------ Records shown
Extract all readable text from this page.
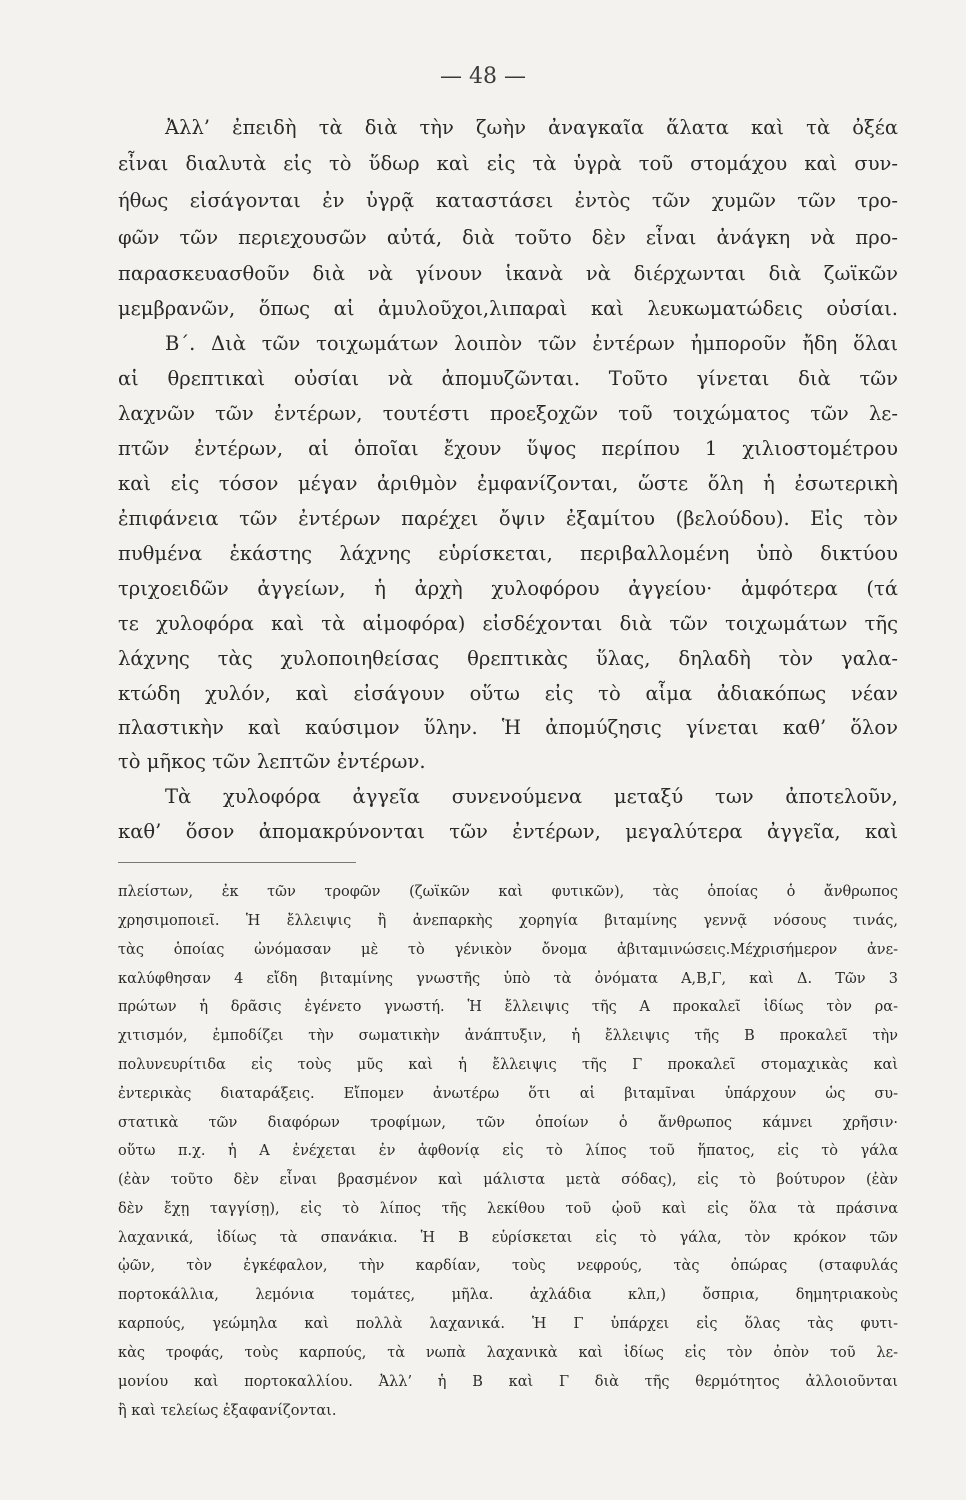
— 48 —
Ἀλλ’ ἐπειδὴ τὰ διὰ τὴν ζωὴν ἀναγκαῖα ἅλατα καὶ τὰ ὀξέα
εἶναι διαλυτὰ εἰς τὸ ὕδωρ καὶ εἰς τὰ ὑγρὰ τοῦ στομάχου καὶ συν-
ήθως εἰσάγονται ἐν ὑγρᾷ καταστάσει ἐντὸς τῶν χυμῶν τῶν τρο-
φῶν τῶν περιεχουσῶν αὐτά, διὰ τοῦτο δὲν εἶναι ἀνάγκη νὰ προ-
παρασκευασθοῦν διὰ νὰ γίνουν ἱκανὰ νὰ διέρχωνται διὰ ζωϊκῶν
μεμβρανῶν, ὅπως αἱ ἀμυλοῦχοι,λιπαραὶ καὶ λευκωματώδεις οὐσίαι.
Β΄. Διὰ τῶν τοιχωμάτων λοιπὸν τῶν ἐντέρων ἠμποροῦν ἤδη ὅλαι
αἱ θρεπτικαὶ οὐσίαι νὰ ἀπομυζῶνται. Τοῦτο γίνεται διὰ τῶν
λαχνῶν τῶν ἐντέρων, τουτέστι προεξοχῶν τοῦ τοιχώματος τῶν λε-
πτῶν ἐντέρων, αἱ ὁποῖαι ἔχουν ὕψος περίπου 1 χιλιοστομέτρου
καὶ εἰς τόσον μέγαν ἀριθμὸν ἐμφανίζονται, ὥστε ὅλη ἡ ἐσωτερικὴ
ἐπιφάνεια τῶν ἐντέρων παρέχει ὄψιν ἐξαμίτου (βελούδου). Εἰς τὸν
πυθμένα ἑκάστης λάχνης εὑρίσκεται, περιβαλλομένη ὑπὸ δικτύου
τριχοειδῶν ἀγγείων, ἡ ἀρχὴ χυλοφόρου ἀγγείου· ἀμφότερα (τά
τε χυλοφόρα καὶ τὰ αἱμοφόρα) εἰσδέχονται διὰ τῶν τοιχωμάτων τῆς
λάχνης τὰς χυλοποιηθείσας θρεπτικὰς ὕλας, δηλαδὴ τὸν γαλα-
κτώδη χυλόν, καὶ εἰσάγουν οὕτω εἰς τὸ αἷμα ἀδιακόπως νέαν
πλαστικὴν καὶ καύσιμον ὕλην. Ἡ ἀπομύζησις γίνεται καθ’ ὅλον
τὸ μῆκος τῶν λεπτῶν ἐντέρων.
Τὰ χυλοφόρα ἀγγεῖα συνενούμενα μεταξύ των ἀποτελοῦν,
καθ’ ὅσον ἀπομακρύνονται τῶν ἐντέρων, μεγαλύτερα ἀγγεῖα, καὶ
πλείστων, ἐκ τῶν τροφῶν (ζωϊκῶν καὶ φυτικῶν), τὰς ὁποίας ὁ ἄνθρωπος
χρησιμοποιεῖ. Ἡ ἔλλειψις ἢ ἀνεπαρκὴς χορηγία βιταμίνης γεννᾷ νόσους τινάς,
τὰς ὁποίας ὠνόμασαν μὲ τὸ γένικὸν ὄνομα ἀβιταμινώσεις.Μέχρισήμερον ἀνε-
καλύφθησαν 4 εἴδη βιταμίνης γνωστῆς ὑπὸ τὰ ὀνόματα Α,Β,Γ, καὶ Δ. Τῶν 3
πρώτων ἡ δρᾶσις ἐγένετο γνωστή. Ἡ ἔλλειψις τῆς Α προκαλεῖ ἰδίως τὸν ρα-
χιτισμόν, ἐμποδίζει τὴν σωματικὴν ἀνάπτυξιν, ἡ ἔλλειψις τῆς Β προκαλεῖ τὴν
πολυνευρίτιδα εἰς τοὺς μῦς καὶ ἡ ἔλλειψις τῆς Γ προκαλεῖ στομαχικὰς καὶ
ἐντερικὰς διαταράξεις. Εἴπομεν ἀνωτέρω ὅτι αἱ βιταμῖναι ὑπάρχουν ὡς συ-
στατικὰ τῶν διαφόρων τροφίμων, τῶν ὁποίων ὁ ἄνθρωπος κάμνει χρῆσιν·
οὕτω π.χ. ἡ Α ἐνέχεται ἐν ἀφθονίᾳ εἰς τὸ λίπος τοῦ ἥπατος, εἰς τὸ γάλα
(ἐὰν τοῦτο δὲν εἶναι βρασμένον καὶ μάλιστα μετὰ σόδας), εἰς τὸ βούτυρον (ἐὰν
δὲν ἔχῃ ταγγίσῃ), εἰς τὸ λίπος τῆς λεκίθου τοῦ ᾠοῦ καὶ εἰς ὅλα τὰ πράσινα
λαχανικά, ἰδίως τὰ σπανάκια. Ἡ Β εὑρίσκεται εἰς τὸ γάλα, τὸν κρόκον τῶν
ᾠῶν, τὸν ἐγκέφαλον, τὴν καρδίαν, τοὺς νεφρούς, τὰς ὀπώρας (σταφυλάς
πορτοκάλλια, λεμόνια τομάτες, μῆλα. ἀχλάδια κλπ,) ὄσπρια, δημητριακοὺς
καρπούς, γεώμηλα καὶ πολλὰ λαχανικά. Ἡ Γ ὑπάρχει εἰς ὅλας τὰς φυτι-
κὰς τροφάς, τοὺς καρπούς, τὰ νωπὰ λαχανικὰ καὶ ἰδίως εἰς τὸν ὀπὸν τοῦ λε-
μονίου καὶ πορτοκαλλίου. Ἀλλ’ ἡ Β καὶ Γ διὰ τῆς θερμότητος ἀλλοιοῦνται
ἢ καὶ τελείως ἐξαφανίζονται.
------------
- **What needs to be done**
Give only the number of lines in the records that include the word "ἄνθρωπος".

- **Task result**
2